**REQUIRED TASK**
Word for word, set down the records and skip each picture.

**RECORDS FOR THIS EXERCISE**
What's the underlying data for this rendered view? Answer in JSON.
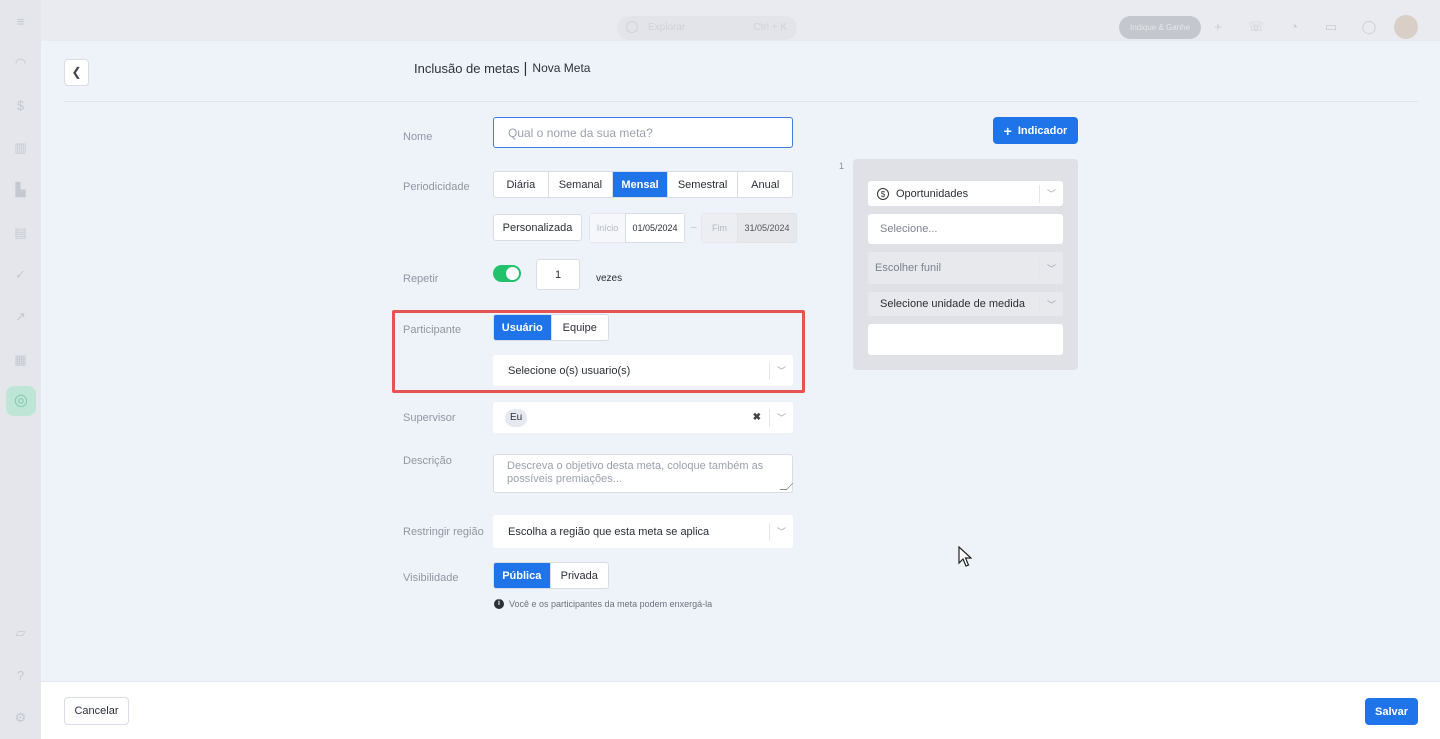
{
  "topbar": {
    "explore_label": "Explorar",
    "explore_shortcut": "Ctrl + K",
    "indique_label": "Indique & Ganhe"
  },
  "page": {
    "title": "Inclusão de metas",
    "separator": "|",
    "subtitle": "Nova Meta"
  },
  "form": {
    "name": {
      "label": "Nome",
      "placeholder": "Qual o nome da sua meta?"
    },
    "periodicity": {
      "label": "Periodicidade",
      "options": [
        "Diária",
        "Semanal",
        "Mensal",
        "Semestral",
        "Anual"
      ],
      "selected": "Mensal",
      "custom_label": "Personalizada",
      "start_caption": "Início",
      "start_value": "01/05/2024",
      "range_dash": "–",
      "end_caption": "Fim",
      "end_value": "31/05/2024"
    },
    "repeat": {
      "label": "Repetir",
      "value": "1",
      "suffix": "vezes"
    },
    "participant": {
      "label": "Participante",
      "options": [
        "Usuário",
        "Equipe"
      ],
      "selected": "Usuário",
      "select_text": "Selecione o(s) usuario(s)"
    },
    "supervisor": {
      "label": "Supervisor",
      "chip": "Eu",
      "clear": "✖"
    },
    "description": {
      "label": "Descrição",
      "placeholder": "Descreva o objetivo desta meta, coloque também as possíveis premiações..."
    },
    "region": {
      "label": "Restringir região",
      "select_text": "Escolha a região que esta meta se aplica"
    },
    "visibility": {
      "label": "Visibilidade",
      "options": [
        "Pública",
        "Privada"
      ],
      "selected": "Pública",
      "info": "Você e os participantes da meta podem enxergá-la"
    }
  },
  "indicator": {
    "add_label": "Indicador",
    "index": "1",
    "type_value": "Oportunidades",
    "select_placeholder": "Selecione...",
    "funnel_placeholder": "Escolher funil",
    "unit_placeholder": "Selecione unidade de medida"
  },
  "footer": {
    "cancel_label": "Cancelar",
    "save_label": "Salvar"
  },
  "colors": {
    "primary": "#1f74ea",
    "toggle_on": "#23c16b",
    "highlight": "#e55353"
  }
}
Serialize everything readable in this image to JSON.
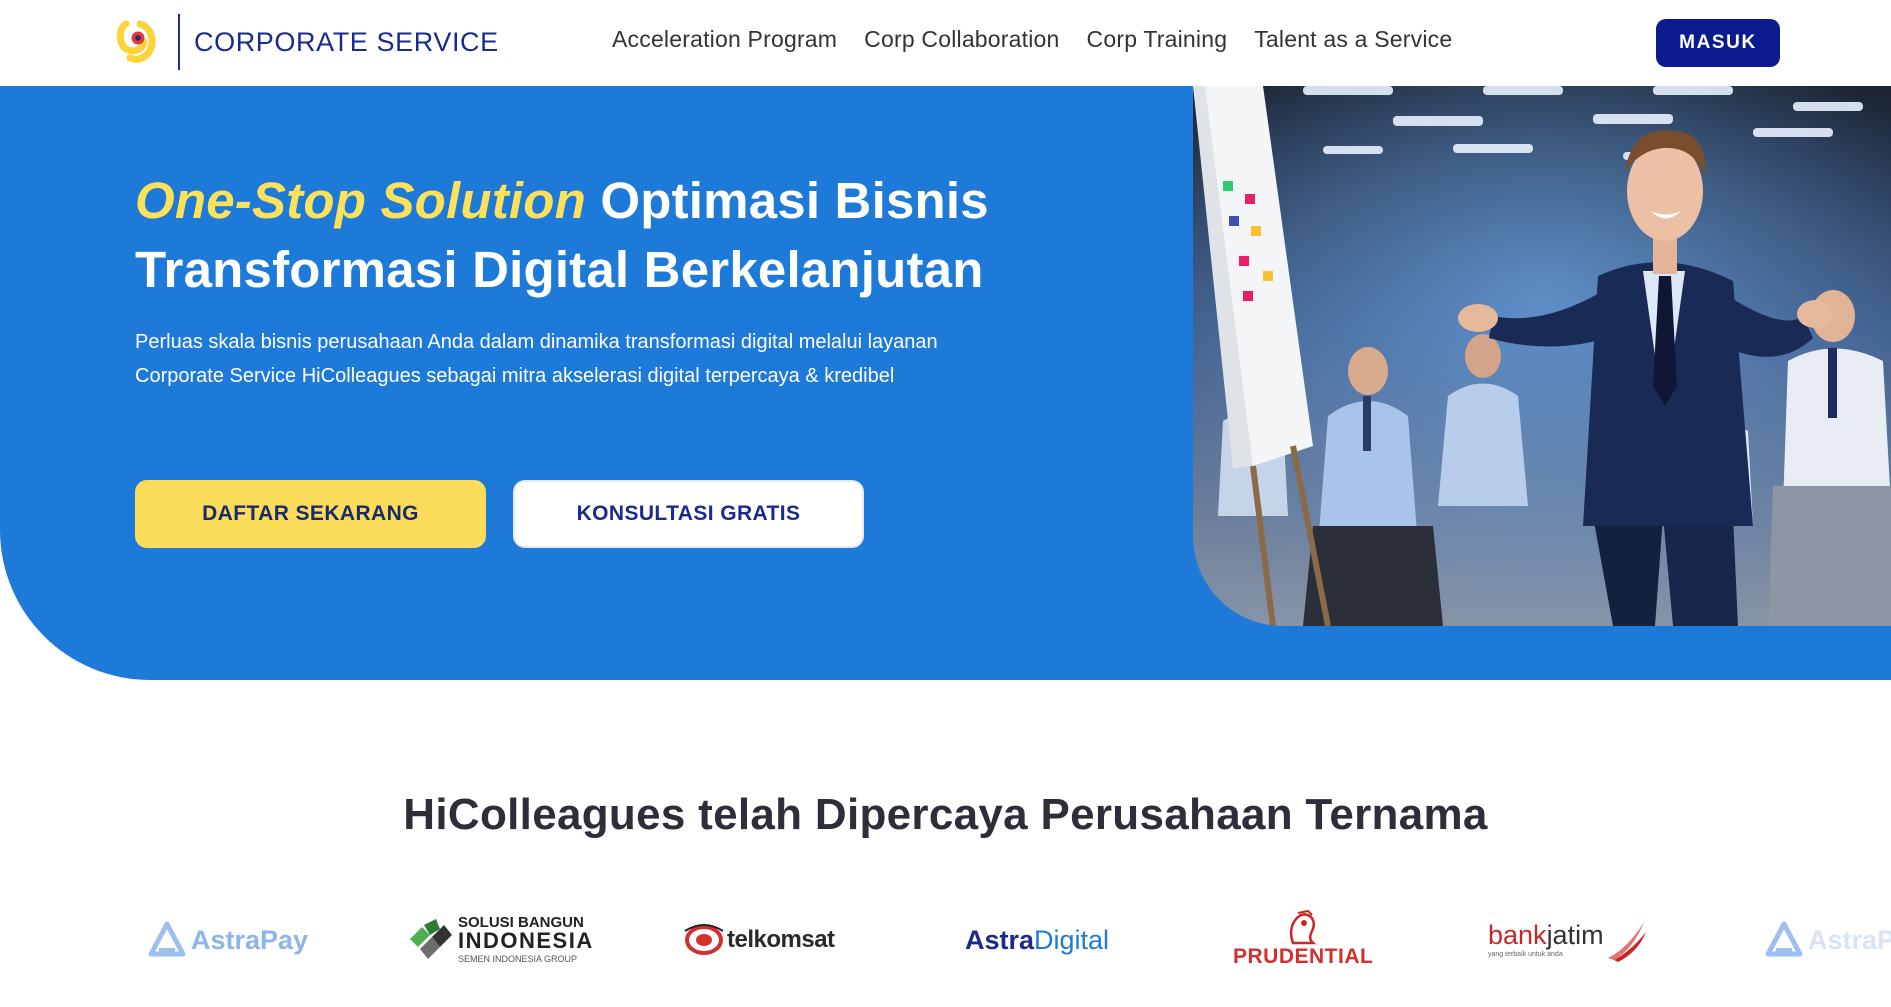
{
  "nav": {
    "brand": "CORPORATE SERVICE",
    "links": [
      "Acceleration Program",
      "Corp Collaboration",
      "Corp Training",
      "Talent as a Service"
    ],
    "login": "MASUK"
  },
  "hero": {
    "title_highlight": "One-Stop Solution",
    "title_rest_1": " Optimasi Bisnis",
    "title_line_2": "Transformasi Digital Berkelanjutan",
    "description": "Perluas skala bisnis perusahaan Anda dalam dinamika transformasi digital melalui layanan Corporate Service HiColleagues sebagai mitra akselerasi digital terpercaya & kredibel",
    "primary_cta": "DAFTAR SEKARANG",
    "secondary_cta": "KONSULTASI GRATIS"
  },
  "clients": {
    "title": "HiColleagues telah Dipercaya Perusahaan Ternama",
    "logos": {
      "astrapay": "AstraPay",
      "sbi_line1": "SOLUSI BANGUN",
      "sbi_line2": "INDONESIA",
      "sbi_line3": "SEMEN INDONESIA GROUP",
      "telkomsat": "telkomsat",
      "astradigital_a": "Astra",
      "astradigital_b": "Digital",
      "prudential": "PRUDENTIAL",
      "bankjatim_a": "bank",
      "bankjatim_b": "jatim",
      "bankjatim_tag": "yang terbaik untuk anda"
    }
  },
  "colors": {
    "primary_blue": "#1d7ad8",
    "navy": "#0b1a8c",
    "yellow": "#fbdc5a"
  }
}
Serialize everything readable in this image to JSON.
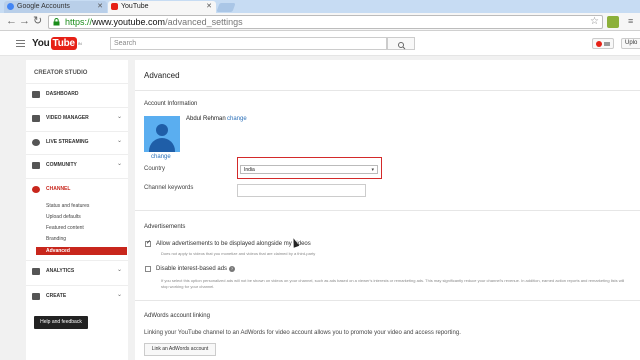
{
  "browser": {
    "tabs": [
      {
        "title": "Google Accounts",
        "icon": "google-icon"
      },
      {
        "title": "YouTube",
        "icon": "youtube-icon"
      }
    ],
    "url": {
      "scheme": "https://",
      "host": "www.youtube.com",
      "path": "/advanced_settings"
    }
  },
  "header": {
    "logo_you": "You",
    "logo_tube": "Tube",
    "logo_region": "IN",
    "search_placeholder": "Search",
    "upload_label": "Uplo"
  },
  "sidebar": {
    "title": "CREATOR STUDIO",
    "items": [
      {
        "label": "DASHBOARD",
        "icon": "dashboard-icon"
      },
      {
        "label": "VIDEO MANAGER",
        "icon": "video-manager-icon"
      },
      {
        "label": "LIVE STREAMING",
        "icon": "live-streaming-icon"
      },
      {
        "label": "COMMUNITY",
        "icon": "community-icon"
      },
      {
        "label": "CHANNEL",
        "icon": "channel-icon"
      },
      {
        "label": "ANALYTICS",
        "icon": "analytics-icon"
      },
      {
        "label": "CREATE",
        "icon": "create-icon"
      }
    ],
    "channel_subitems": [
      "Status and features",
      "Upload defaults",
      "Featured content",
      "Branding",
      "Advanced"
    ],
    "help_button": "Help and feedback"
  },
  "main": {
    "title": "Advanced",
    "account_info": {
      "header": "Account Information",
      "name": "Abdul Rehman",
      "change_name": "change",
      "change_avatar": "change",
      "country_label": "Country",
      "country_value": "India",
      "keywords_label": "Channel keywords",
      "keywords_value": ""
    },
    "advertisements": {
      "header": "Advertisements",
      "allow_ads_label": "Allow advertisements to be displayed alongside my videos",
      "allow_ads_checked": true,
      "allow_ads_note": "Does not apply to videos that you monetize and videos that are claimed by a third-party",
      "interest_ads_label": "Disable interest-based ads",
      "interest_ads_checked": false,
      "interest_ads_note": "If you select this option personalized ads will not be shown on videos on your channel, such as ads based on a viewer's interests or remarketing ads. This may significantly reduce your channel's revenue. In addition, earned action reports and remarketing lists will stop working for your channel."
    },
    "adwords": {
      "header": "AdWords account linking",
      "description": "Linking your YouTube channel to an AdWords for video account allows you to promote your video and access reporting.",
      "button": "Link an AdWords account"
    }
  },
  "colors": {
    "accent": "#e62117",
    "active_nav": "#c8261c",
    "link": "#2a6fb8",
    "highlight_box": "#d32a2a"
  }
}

**PROBLEM SOLUTION**
What's the underlying data for this rendered view? Answer in JSON.
{
  "topbar": {
    "explore_label": "Explorar",
    "explore_shortcut": "Ctrl + K",
    "indique_label": "Indique & Ganhe"
  },
  "page": {
    "title": "Inclusão de metas",
    "separator": "|",
    "subtitle": "Nova Meta"
  },
  "form": {
    "name": {
      "label": "Nome",
      "placeholder": "Qual o nome da sua meta?"
    },
    "periodicity": {
      "label": "Periodicidade",
      "options": [
        "Diária",
        "Semanal",
        "Mensal",
        "Semestral",
        "Anual"
      ],
      "selected": "Mensal",
      "custom_label": "Personalizada",
      "start_caption": "Início",
      "start_value": "01/05/2024",
      "range_dash": "–",
      "end_caption": "Fim",
      "end_value": "31/05/2024"
    },
    "repeat": {
      "label": "Repetir",
      "value": "1",
      "suffix": "vezes"
    },
    "participant": {
      "label": "Participante",
      "options": [
        "Usuário",
        "Equipe"
      ],
      "selected": "Usuário",
      "select_text": "Selecione o(s) usuario(s)"
    },
    "supervisor": {
      "label": "Supervisor",
      "chip": "Eu",
      "clear": "✖"
    },
    "description": {
      "label": "Descrição",
      "placeholder": "Descreva o objetivo desta meta, coloque também as possíveis premiações..."
    },
    "region": {
      "label": "Restringir região",
      "select_text": "Escolha a região que esta meta se aplica"
    },
    "visibility": {
      "label": "Visibilidade",
      "options": [
        "Pública",
        "Privada"
      ],
      "selected": "Pública",
      "info": "Você e os participantes da meta podem enxergá-la"
    }
  },
  "indicator": {
    "add_label": "Indicador",
    "index": "1",
    "type_value": "Oportunidades",
    "select_placeholder": "Selecione...",
    "funnel_placeholder": "Escolher funil",
    "unit_placeholder": "Selecione unidade de medida"
  },
  "footer": {
    "cancel_label": "Cancelar",
    "save_label": "Salvar"
  },
  "colors": {
    "primary": "#1f74ea",
    "toggle_on": "#23c16b",
    "highlight": "#e55353"
  }
}
Serialize everything readable in this image to JSON.
{
  "nav": {
    "brand": "CORPORATE SERVICE",
    "links": [
      "Acceleration Program",
      "Corp Collaboration",
      "Corp Training",
      "Talent as a Service"
    ],
    "login": "MASUK"
  },
  "hero": {
    "title_highlight": "One-Stop Solution",
    "title_rest_1": " Optimasi Bisnis",
    "title_line_2": "Transformasi Digital Berkelanjutan",
    "description": "Perluas skala bisnis perusahaan Anda dalam dinamika transformasi digital melalui layanan Corporate Service HiColleagues sebagai mitra akselerasi digital terpercaya & kredibel",
    "primary_cta": "DAFTAR SEKARANG",
    "secondary_cta": "KONSULTASI GRATIS"
  },
  "clients": {
    "title": "HiColleagues telah Dipercaya Perusahaan Ternama",
    "logos": {
      "astrapay": "AstraPay",
      "sbi_line1": "SOLUSI BANGUN",
      "sbi_line2": "INDONESIA",
      "sbi_line3": "SEMEN INDONESIA GROUP",
      "telkomsat": "telkomsat",
      "astradigital_a": "Astra",
      "astradigital_b": "Digital",
      "prudential": "PRUDENTIAL",
      "bankjatim_a": "bank",
      "bankjatim_b": "jatim",
      "bankjatim_tag": "yang terbaik untuk anda"
    }
  },
  "colors": {
    "primary_blue": "#1d7ad8",
    "navy": "#0b1a8c",
    "yellow": "#fbdc5a"
  }
}
Serialize everything readable in this image to JSON.
{
  "browser": {
    "tabs": [
      {
        "title": "Google Accounts",
        "icon": "google-icon"
      },
      {
        "title": "YouTube",
        "icon": "youtube-icon"
      }
    ],
    "url": {
      "scheme": "https://",
      "host": "www.youtube.com",
      "path": "/advanced_settings"
    }
  },
  "header": {
    "logo_you": "You",
    "logo_tube": "Tube",
    "logo_region": "IN",
    "search_placeholder": "Search",
    "upload_label": "Uplo"
  },
  "sidebar": {
    "title": "CREATOR STUDIO",
    "items": [
      {
        "label": "DASHBOARD",
        "icon": "dashboard-icon"
      },
      {
        "label": "VIDEO MANAGER",
        "icon": "video-manager-icon"
      },
      {
        "label": "LIVE STREAMING",
        "icon": "live-streaming-icon"
      },
      {
        "label": "COMMUNITY",
        "icon": "community-icon"
      },
      {
        "label": "CHANNEL",
        "icon": "channel-icon"
      },
      {
        "label": "ANALYTICS",
        "icon": "analytics-icon"
      },
      {
        "label": "CREATE",
        "icon": "create-icon"
      }
    ],
    "channel_subitems": [
      "Status and features",
      "Upload defaults",
      "Featured content",
      "Branding",
      "Advanced"
    ],
    "help_button": "Help and feedback"
  },
  "main": {
    "title": "Advanced",
    "account_info": {
      "header": "Account Information",
      "name": "Abdul Rehman",
      "change_name": "change",
      "change_avatar": "change",
      "country_label": "Country",
      "country_value": "India",
      "keywords_label": "Channel keywords",
      "keywords_value": ""
    },
    "advertisements": {
      "header": "Advertisements",
      "allow_ads_label": "Allow advertisements to be displayed alongside my videos",
      "allow_ads_checked": true,
      "allow_ads_note": "Does not apply to videos that you monetize and videos that are claimed by a third-party",
      "interest_ads_label": "Disable interest-based ads",
      "interest_ads_checked": false,
      "interest_ads_note": "If you select this option personalized ads will not be shown on videos on your channel, such as ads based on a viewer's interests or remarketing ads. This may significantly reduce your channel's revenue. In addition, earned action reports and remarketing lists will stop working for your channel."
    },
    "adwords": {
      "header": "AdWords account linking",
      "description": "Linking your YouTube channel to an AdWords for video account allows you to promote your video and access reporting.",
      "button": "Link an AdWords account"
    }
  },
  "colors": {
    "accent": "#e62117",
    "active_nav": "#c8261c",
    "link": "#2a6fb8",
    "highlight_box": "#d32a2a"
  }
}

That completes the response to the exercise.